- [Solicitud escrita 1]: Enumere los acontecimientos de la vida de Cristo con los que, según San Pablo en el texto de referencia, Dios nos ha bendecido.
- [Solicitud escrita 2]: Traduzca al inglés esta oración del texto de referencia: "No nos creó para desentenderse de nosotros, no ha sido ni es indiferente a nuestras penas sino que se ha abajado hasta nuestra mismísima realidad humana."

- [Texto de referencia]:
.....
Ya terminada la Octava y en vísperas de la Epifanía del Señor, celebramos el Segundo Domingo de Navidad, y es que al igual que la Pascua de Resurrección supone festejar algo tan grande que hasta cincuenta días se nos hace poco, con la Natividad del Señor nos pasa parecido; algo tan maravilloso que nos supera y no alcanzamos requiere de tiempo para interiorizarlo.
La Navidad -esta Navidad- se nos escapa de las manos, se nos va, la hayamos aprovechado o no. La siguiente -si estamos- ya no será igual. No sólo por que en breve retomaremos el Tiempo Ordinario tras la fiesta del Bautismo del Señor, sino porque en lo que respecta a nuestra nación, cada año que pasa la Navidad Cristiana queda más arrinconada, tratando de reducirla en un bombardeo constante desde muchos campos a una fiesta artificial y vacía de contenido. El sentido auténtico de celebrar el nacimiento del Señor se disuelve en nuestra sociedad como un azucarillo en agua, hasta el punto que las nuevas generaciones ya ni siquiera saben qué significa la Navidad y que la historia que marca nuestro recién estrenado calendario comienza en ella.
Este tiempo nos recuerda que Dios nos ama tanto que -utilizando las palabras del libro del Eclesiástico- ha puesto su tienda en nuestro mundo; ha fijado aquí su heredad. No nos creó para desentenderse de nosotros, no ha sido ni es indiferente a nuestras penas sino que se ha abajado hasta nuestra mismísima realidad humana.
Se ha hecho carne de nuestra carne, y aunque en el salmo, el evangelio de este domingo o la antífona que rezamos a diario en "el ángelus" afirmamos que "habitó entre nosotros", deberíamos conjugar el verbo en presente de indicativo: "habita entre nosotros", pues sigue dándose y ofreciéndose cada día.
Dios nos ha bendecido -nos dice San Pablo como a los de Éfeso- con su encarnación y nacimiento, su pasión, muerte y resurrección. Vino a salvarnos y cumplió su palabra. Viene hoy también si acogemos su Palabra, y vendrá cuando menos esperemos a llamarnos a su morada y pedirnos cuentas de la Navidad de nuestra vida.
.....
- [Líneas de datos]:
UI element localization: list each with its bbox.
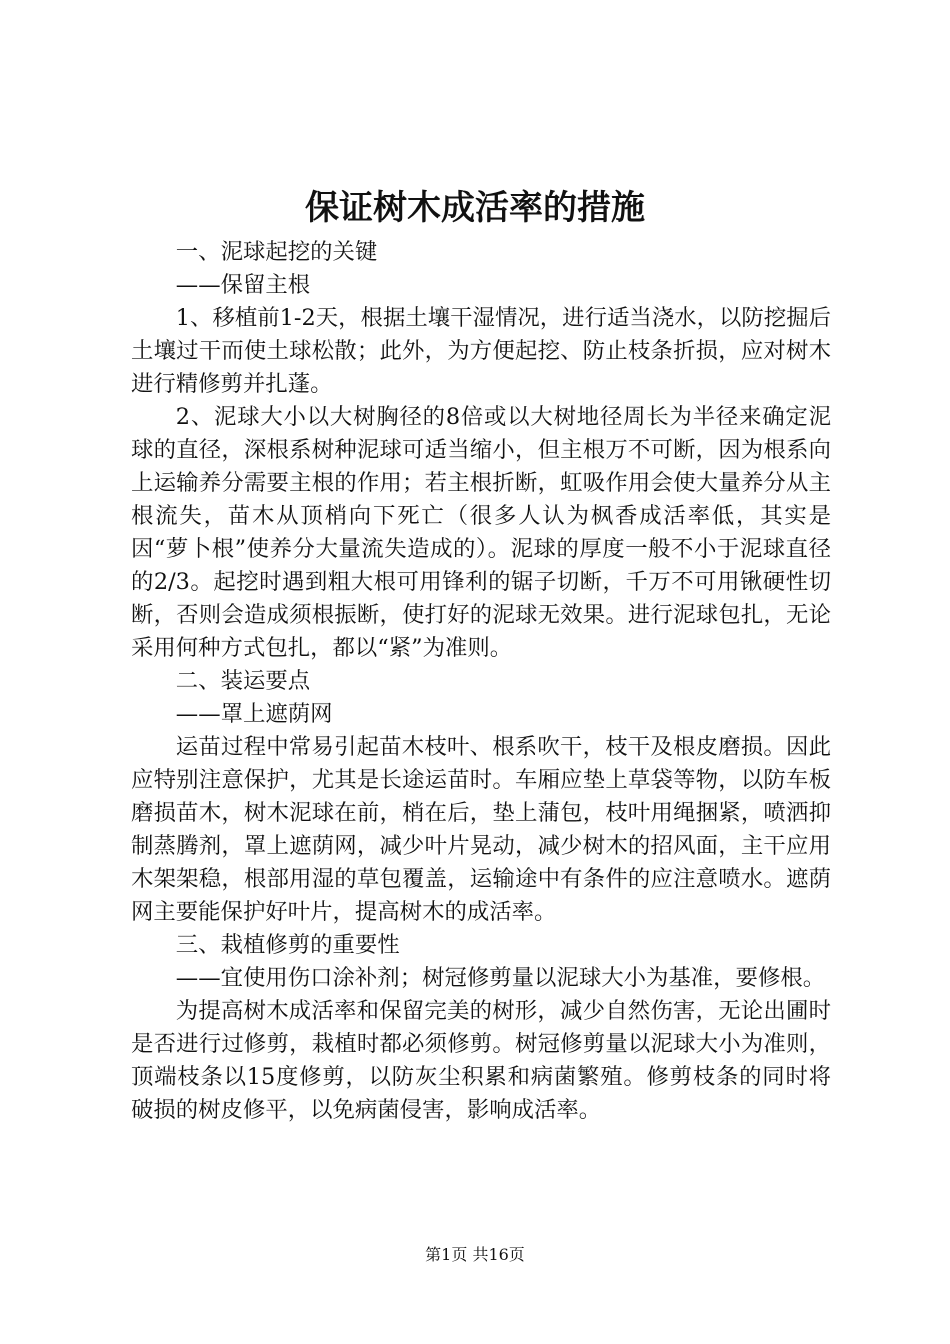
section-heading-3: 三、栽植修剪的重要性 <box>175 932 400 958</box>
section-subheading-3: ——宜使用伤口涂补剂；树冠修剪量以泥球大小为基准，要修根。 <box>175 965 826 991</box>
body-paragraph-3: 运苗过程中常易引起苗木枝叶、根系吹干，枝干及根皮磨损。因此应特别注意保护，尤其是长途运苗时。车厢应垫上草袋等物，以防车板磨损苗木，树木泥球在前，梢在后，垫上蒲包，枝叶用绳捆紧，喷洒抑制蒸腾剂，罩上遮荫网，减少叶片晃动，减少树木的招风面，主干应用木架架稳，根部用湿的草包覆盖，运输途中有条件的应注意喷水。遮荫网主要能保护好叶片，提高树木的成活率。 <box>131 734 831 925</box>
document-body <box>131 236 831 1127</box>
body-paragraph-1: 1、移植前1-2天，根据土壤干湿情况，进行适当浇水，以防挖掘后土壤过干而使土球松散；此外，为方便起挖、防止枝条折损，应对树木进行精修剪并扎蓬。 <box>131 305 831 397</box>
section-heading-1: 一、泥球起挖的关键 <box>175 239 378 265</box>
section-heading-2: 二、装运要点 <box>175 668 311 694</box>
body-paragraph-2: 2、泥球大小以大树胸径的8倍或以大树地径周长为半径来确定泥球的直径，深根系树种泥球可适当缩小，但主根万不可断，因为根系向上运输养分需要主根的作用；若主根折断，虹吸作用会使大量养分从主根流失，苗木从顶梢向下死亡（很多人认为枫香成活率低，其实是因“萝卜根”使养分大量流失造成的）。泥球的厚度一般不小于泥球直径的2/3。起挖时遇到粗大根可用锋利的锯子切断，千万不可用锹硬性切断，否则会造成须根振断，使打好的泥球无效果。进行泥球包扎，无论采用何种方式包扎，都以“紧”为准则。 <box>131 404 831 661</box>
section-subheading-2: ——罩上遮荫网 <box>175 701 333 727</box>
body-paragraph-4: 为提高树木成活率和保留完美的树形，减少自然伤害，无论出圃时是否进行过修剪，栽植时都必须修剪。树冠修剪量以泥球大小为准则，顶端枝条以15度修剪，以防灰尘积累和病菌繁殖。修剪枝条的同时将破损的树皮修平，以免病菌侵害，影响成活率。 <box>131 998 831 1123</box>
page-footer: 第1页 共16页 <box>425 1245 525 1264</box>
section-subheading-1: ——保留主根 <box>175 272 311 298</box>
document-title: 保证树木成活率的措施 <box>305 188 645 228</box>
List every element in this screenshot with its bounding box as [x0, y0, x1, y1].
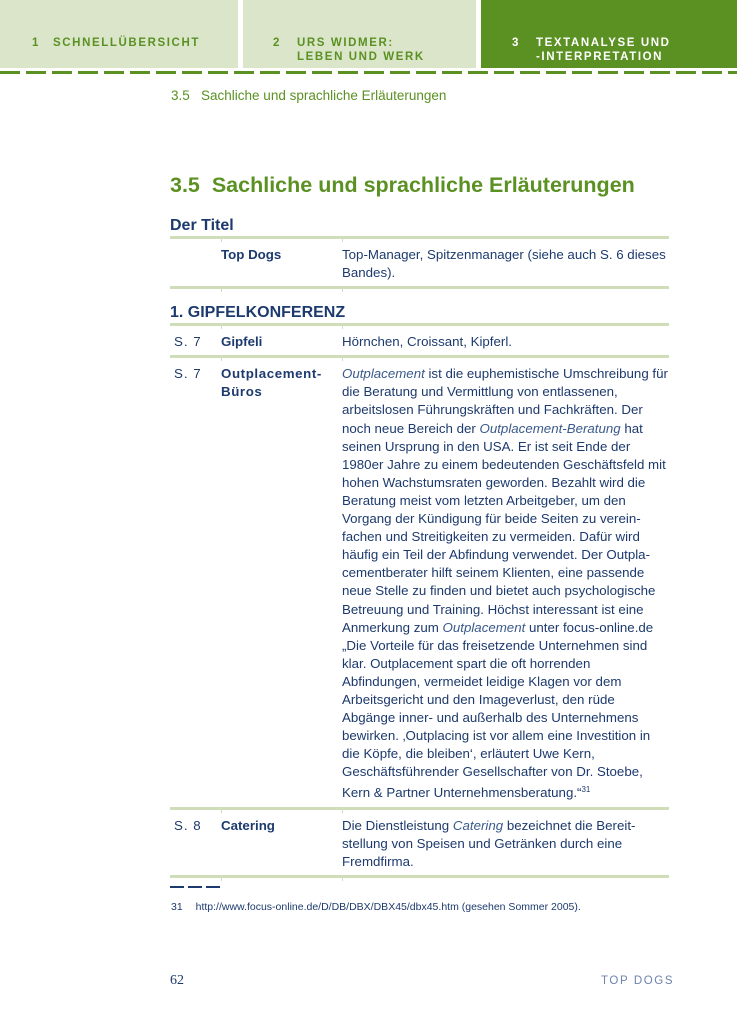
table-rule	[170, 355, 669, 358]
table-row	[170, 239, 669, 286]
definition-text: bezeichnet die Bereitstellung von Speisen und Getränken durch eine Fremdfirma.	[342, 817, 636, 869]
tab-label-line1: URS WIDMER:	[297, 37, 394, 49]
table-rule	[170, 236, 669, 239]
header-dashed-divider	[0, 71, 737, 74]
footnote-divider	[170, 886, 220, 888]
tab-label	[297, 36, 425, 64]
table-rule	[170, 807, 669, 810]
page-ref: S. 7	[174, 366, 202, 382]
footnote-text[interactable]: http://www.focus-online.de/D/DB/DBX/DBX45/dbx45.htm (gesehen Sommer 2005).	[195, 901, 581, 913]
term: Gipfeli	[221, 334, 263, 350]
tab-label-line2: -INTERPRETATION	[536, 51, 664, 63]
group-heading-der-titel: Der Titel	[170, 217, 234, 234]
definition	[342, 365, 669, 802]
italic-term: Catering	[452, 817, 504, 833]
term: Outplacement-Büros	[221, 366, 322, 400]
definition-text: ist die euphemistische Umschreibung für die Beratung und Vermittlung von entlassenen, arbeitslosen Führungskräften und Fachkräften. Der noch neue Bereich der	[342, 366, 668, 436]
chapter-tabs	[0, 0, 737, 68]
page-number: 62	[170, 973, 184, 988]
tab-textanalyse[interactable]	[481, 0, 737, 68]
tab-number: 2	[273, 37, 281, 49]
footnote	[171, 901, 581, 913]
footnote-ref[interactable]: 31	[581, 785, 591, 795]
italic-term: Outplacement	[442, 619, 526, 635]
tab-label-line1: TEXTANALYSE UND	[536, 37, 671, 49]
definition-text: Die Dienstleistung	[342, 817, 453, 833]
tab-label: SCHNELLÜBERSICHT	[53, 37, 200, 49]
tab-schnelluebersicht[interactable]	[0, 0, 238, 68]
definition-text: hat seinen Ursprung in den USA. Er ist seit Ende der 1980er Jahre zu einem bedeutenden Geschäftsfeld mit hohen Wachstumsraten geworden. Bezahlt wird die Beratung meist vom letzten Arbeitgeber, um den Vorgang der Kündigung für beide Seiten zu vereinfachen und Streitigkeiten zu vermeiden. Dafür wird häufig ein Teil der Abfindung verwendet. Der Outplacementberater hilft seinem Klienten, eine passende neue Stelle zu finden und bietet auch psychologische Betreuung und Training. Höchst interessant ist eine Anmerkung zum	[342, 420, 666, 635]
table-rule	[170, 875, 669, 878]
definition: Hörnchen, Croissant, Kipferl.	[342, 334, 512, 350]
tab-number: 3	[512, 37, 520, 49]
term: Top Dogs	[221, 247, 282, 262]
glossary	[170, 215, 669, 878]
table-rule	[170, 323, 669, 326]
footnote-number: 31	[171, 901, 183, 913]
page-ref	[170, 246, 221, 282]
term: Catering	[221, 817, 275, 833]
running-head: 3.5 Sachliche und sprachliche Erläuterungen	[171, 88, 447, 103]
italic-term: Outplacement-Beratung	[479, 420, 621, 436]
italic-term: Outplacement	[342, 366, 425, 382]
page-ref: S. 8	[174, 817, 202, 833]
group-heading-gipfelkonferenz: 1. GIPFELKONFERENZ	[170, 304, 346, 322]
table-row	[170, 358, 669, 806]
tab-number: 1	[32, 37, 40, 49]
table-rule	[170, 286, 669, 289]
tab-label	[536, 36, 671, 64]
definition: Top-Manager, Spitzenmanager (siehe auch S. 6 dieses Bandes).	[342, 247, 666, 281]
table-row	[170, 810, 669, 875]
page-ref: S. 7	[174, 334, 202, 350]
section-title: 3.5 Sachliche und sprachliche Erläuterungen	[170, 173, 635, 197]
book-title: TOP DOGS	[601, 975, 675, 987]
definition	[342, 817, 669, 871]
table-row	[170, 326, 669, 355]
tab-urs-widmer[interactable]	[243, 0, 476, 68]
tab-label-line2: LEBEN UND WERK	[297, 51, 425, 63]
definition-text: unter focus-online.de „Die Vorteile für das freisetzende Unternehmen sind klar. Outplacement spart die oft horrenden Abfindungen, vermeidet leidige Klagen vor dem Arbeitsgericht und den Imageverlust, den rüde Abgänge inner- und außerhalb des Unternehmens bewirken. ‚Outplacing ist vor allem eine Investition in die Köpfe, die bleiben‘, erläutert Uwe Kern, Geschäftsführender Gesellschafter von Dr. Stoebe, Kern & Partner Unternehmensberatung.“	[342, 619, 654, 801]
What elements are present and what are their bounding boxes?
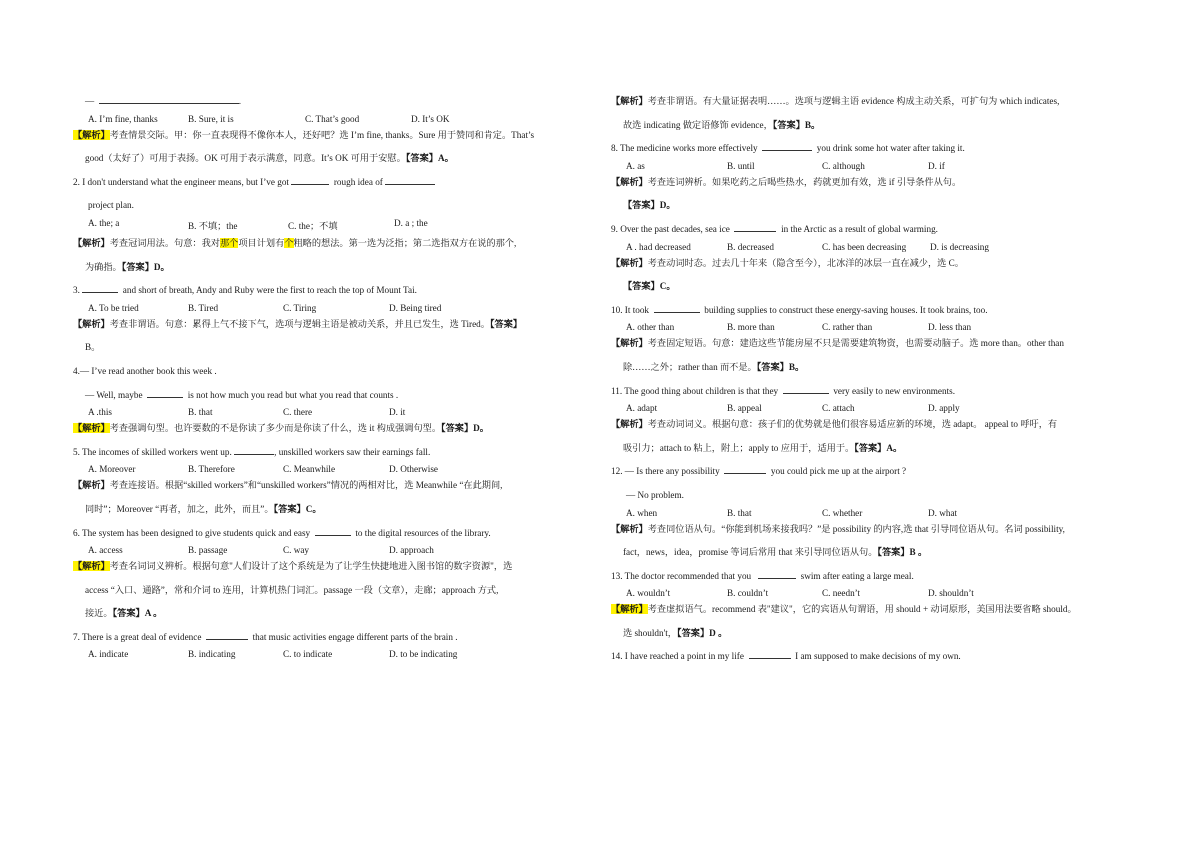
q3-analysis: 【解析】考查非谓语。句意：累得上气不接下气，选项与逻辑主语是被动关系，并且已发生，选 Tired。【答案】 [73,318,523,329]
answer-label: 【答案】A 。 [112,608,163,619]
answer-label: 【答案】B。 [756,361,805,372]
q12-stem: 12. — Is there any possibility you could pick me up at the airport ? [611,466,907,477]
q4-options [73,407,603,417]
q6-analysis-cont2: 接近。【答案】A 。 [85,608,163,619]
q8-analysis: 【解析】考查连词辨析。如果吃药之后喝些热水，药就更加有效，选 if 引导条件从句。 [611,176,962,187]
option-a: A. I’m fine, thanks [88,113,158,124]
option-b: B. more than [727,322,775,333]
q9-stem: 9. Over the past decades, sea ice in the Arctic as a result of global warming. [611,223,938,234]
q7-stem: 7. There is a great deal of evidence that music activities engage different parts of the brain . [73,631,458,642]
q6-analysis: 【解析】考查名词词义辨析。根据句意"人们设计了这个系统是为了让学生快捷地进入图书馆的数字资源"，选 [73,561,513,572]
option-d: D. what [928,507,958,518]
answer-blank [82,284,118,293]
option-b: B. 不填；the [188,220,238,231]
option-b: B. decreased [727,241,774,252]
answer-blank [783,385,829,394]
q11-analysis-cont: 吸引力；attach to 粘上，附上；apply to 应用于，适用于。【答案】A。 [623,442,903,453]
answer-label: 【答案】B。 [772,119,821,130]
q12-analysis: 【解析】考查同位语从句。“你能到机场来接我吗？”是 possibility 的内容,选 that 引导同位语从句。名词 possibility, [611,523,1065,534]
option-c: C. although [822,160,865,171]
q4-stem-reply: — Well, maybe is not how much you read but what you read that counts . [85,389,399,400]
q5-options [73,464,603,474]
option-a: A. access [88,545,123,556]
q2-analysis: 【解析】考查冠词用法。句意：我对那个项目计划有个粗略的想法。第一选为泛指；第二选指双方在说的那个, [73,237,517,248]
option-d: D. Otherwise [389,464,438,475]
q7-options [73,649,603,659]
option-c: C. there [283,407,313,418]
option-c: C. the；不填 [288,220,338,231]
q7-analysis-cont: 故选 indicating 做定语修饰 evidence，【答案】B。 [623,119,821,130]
.....
- [Respuesta completa 1]:
- encarnación
- nacimiento
- pasión
- muerte
- resurrección

- [Respuesta completa 2]: He did not create us only to turn away from us; He has not been, nor is He, indifferent to our sorrows, but has lowered Himself to our very human reality.